→ Aim: Reproduce the entries word for word, and omit any picture you find in them.

→ Entries:
● ● ● ● ● ● ●

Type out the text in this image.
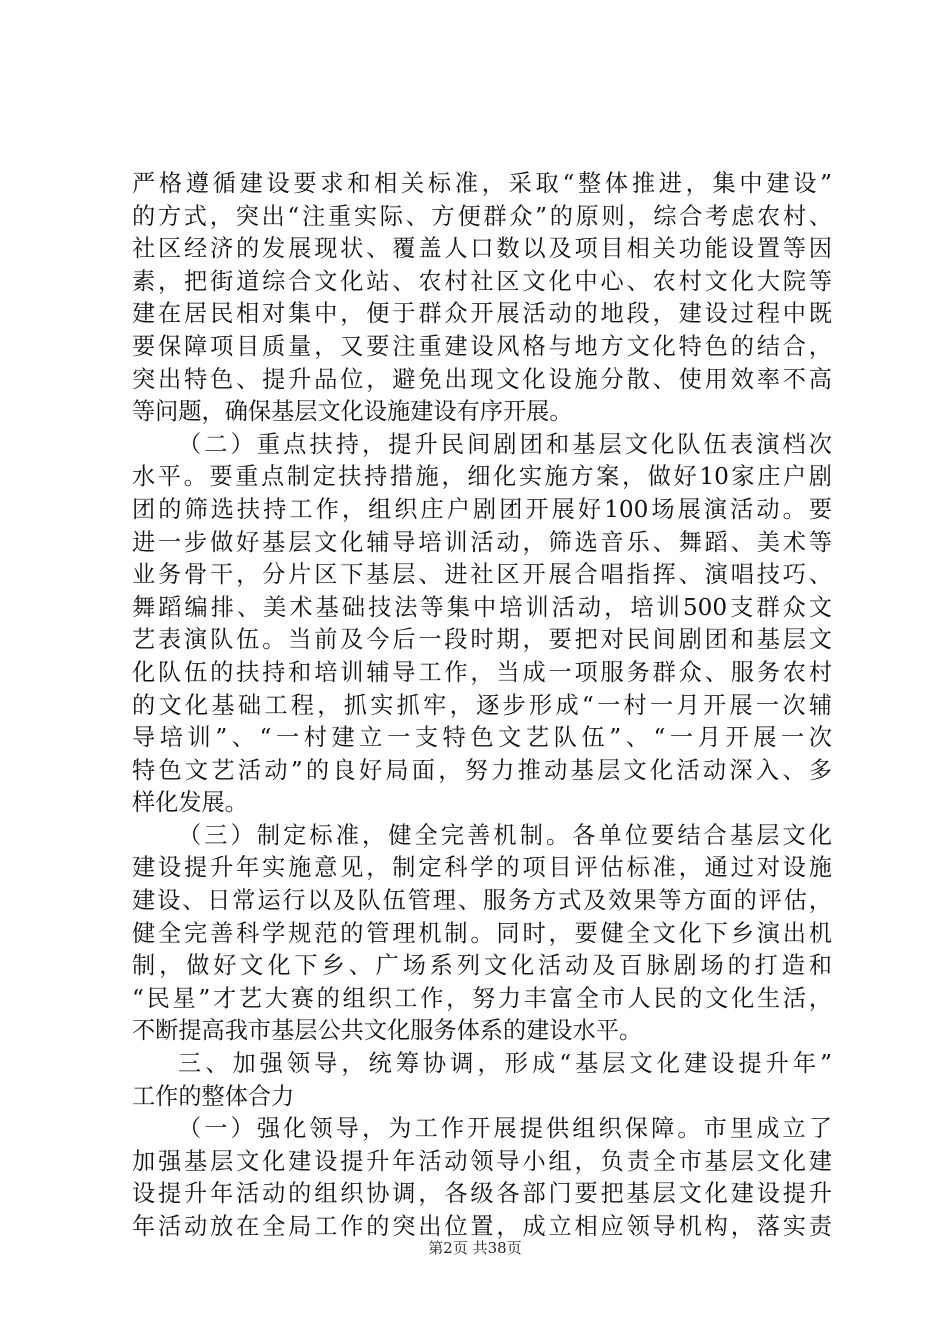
严格遵循建设要求和相关标准，采取“整体推进，集中建设”
的方式，突出“注重实际、方便群众”的原则，综合考虑农村、
社区经济的发展现状、覆盖人口数以及项目相关功能设置等因
素，把街道综合文化站、农村社区文化中心、农村文化大院等
建在居民相对集中，便于群众开展活动的地段，建设过程中既
要保障项目质量，又要注重建设风格与地方文化特色的结合，
突出特色、提升品位，避免出现文化设施分散、使用效率不高
等问题，确保基层文化设施建设有序开展。
（二）重点扶持，提升民间剧团和基层文化队伍表演档次
水平。要重点制定扶持措施，细化实施方案，做好10家庄户剧
团的筛选扶持工作，组织庄户剧团开展好100场展演活动。要
进一步做好基层文化辅导培训活动，筛选音乐、舞蹈、美术等
业务骨干，分片区下基层、进社区开展合唱指挥、演唱技巧、
舞蹈编排、美术基础技法等集中培训活动，培训500支群众文
艺表演队伍。当前及今后一段时期，要把对民间剧团和基层文
化队伍的扶持和培训辅导工作，当成一项服务群众、服务农村
的文化基础工程，抓实抓牢，逐步形成“一村一月开展一次辅
导培训”、“一村建立一支特色文艺队伍”、“一月开展一次
特色文艺活动”的良好局面，努力推动基层文化活动深入、多
样化发展。
（三）制定标准，健全完善机制。各单位要结合基层文化
建设提升年实施意见，制定科学的项目评估标准，通过对设施
建设、日常运行以及队伍管理、服务方式及效果等方面的评估，
健全完善科学规范的管理机制。同时，要健全文化下乡演出机
制，做好文化下乡、广场系列文化活动及百脉剧场的打造和
“民星”才艺大赛的组织工作，努力丰富全市人民的文化生活，
不断提高我市基层公共文化服务体系的建设水平。
三、加强领导，统筹协调，形成“基层文化建设提升年”
工作的整体合力
（一）强化领导，为工作开展提供组织保障。市里成立了
加强基层文化建设提升年活动领导小组，负责全市基层文化建
设提升年活动的组织协调，各级各部门要把基层文化建设提升
年活动放在全局工作的突出位置，成立相应领导机构，落实责
第2页 共38页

● ● ● ● ● ● ●

→ Final result:
Type out the text in this image.
严格遵循建设要求和相关标准，采取“整体推进，集中建设”
的方式，突出“注重实际、方便群众”的原则，综合考虑农村、
社区经济的发展现状、覆盖人口数以及项目相关功能设置等因
素，把街道综合文化站、农村社区文化中心、农村文化大院等
建在居民相对集中，便于群众开展活动的地段，建设过程中既
要保障项目质量，又要注重建设风格与地方文化特色的结合，
突出特色、提升品位，避免出现文化设施分散、使用效率不高
等问题，确保基层文化设施建设有序开展。
（二）重点扶持，提升民间剧团和基层文化队伍表演档次
水平。要重点制定扶持措施，细化实施方案，做好10家庄户剧
团的筛选扶持工作，组织庄户剧团开展好100场展演活动。要
进一步做好基层文化辅导培训活动，筛选音乐、舞蹈、美术等
业务骨干，分片区下基层、进社区开展合唱指挥、演唱技巧、
舞蹈编排、美术基础技法等集中培训活动，培训500支群众文
艺表演队伍。当前及今后一段时期，要把对民间剧团和基层文
化队伍的扶持和培训辅导工作，当成一项服务群众、服务农村
的文化基础工程，抓实抓牢，逐步形成“一村一月开展一次辅
导培训”、“一村建立一支特色文艺队伍”、“一月开展一次
特色文艺活动”的良好局面，努力推动基层文化活动深入、多
样化发展。
（三）制定标准，健全完善机制。各单位要结合基层文化
建设提升年实施意见，制定科学的项目评估标准，通过对设施
建设、日常运行以及队伍管理、服务方式及效果等方面的评估，
健全完善科学规范的管理机制。同时，要健全文化下乡演出机
制，做好文化下乡、广场系列文化活动及百脉剧场的打造和
“民星”才艺大赛的组织工作，努力丰富全市人民的文化生活，
不断提高我市基层公共文化服务体系的建设水平。
三、加强领导，统筹协调，形成“基层文化建设提升年”
工作的整体合力
（一）强化领导，为工作开展提供组织保障。市里成立了
加强基层文化建设提升年活动领导小组，负责全市基层文化建
设提升年活动的组织协调，各级各部门要把基层文化建设提升
年活动放在全局工作的突出位置，成立相应领导机构，落实责
第2页 共38页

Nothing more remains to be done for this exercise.